#### Directions:
Could you copy everything in the listing below, from its first line down through the line that contains "section-header-label: Bandages &", keeping each character unchanged?

#### Listed records:
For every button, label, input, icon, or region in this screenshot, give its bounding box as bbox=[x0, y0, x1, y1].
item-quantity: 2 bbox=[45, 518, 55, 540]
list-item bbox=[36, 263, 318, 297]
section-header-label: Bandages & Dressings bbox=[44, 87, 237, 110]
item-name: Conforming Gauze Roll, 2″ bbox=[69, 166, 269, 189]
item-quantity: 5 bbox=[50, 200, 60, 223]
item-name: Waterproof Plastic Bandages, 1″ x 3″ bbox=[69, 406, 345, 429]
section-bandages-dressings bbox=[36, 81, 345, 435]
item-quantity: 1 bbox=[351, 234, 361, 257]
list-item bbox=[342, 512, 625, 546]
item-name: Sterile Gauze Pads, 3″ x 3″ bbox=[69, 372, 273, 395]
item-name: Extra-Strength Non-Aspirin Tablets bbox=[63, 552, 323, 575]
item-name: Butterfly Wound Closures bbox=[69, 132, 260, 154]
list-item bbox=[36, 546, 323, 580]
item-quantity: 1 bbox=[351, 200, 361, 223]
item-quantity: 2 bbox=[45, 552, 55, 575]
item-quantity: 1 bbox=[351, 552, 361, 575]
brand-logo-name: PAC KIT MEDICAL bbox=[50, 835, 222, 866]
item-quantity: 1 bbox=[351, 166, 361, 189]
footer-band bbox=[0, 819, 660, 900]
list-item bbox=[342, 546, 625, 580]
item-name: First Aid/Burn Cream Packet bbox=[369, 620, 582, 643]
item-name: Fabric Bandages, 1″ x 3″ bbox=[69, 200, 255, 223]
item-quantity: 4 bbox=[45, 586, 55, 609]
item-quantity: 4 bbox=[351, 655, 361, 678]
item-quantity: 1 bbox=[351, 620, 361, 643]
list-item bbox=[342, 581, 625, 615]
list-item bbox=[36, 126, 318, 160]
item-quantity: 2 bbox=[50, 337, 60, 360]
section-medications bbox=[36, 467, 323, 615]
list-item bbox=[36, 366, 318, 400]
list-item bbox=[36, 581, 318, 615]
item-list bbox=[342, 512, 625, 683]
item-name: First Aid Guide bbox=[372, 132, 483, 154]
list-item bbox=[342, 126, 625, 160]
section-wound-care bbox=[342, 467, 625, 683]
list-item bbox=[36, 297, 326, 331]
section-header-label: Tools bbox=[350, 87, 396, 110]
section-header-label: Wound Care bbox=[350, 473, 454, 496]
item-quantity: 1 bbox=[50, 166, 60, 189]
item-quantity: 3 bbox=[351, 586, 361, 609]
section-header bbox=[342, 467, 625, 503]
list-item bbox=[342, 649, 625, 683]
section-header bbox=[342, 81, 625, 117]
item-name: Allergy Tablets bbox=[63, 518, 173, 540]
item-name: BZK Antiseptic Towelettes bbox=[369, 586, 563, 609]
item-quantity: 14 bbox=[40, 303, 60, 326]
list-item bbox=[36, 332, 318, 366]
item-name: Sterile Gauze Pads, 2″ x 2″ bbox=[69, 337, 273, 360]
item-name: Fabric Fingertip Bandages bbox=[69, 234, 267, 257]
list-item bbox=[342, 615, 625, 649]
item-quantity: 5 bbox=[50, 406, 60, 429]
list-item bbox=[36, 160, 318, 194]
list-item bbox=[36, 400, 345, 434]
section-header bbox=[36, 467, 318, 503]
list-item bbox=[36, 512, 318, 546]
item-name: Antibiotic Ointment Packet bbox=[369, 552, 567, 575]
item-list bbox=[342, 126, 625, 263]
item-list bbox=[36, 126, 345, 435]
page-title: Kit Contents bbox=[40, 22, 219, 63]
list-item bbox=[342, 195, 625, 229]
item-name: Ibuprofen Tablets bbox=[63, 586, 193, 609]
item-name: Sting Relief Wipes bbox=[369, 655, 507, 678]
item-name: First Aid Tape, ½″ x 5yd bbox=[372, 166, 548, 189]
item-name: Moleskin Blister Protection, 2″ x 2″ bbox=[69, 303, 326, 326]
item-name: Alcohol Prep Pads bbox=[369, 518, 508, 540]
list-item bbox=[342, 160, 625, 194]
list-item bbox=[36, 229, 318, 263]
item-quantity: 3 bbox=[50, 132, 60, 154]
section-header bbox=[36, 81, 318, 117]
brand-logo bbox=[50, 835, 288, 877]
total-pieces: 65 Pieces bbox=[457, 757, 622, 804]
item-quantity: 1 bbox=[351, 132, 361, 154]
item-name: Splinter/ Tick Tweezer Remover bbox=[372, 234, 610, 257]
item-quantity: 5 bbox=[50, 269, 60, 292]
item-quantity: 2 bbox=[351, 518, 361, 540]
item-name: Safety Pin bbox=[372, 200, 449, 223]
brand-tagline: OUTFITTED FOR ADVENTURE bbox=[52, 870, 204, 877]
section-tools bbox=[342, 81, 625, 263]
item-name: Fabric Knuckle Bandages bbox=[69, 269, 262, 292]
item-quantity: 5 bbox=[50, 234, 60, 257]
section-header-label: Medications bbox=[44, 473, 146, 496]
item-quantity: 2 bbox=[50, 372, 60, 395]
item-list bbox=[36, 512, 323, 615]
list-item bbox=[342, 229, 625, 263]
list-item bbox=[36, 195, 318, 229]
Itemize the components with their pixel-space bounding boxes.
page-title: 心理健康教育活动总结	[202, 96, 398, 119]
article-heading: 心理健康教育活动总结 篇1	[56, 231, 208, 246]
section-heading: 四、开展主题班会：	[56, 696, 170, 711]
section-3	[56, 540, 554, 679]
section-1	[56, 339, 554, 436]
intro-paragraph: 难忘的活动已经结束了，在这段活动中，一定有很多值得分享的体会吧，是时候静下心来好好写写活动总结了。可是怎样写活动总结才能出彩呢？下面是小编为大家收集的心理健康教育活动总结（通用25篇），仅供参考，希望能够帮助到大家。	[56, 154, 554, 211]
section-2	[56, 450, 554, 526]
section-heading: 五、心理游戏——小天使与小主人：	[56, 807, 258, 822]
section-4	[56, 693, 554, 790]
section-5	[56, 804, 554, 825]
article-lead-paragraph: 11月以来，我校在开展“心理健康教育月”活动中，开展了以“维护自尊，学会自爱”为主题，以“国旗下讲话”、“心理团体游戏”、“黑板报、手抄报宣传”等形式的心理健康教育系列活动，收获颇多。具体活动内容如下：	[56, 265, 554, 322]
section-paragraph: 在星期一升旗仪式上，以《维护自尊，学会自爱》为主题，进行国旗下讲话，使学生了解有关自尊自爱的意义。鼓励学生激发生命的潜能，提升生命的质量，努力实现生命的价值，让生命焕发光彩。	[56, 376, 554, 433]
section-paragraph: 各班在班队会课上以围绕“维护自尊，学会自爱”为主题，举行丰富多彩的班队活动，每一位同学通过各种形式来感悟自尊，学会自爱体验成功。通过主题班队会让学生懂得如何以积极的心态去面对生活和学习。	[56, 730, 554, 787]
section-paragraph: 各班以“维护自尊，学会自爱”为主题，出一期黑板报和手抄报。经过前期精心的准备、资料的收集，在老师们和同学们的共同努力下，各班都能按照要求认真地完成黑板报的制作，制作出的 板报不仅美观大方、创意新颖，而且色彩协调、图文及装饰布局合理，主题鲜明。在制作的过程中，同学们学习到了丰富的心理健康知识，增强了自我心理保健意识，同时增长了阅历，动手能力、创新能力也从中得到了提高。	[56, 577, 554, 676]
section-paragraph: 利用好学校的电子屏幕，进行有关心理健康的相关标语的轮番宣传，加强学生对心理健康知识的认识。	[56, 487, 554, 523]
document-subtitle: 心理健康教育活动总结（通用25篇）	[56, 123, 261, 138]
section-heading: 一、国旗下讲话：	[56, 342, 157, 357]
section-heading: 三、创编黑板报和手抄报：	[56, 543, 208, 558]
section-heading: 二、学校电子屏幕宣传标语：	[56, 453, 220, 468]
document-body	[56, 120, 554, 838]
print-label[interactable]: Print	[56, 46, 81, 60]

#### Reply:
For every button, label, input, icon, or region in this screenshot, give its bounding box as bbox=[x0, y0, x1, y1].
item-quantity: 2 bbox=[45, 518, 55, 540]
list-item bbox=[36, 263, 318, 297]
section-header-label: Bandages & Dressings bbox=[44, 87, 237, 110]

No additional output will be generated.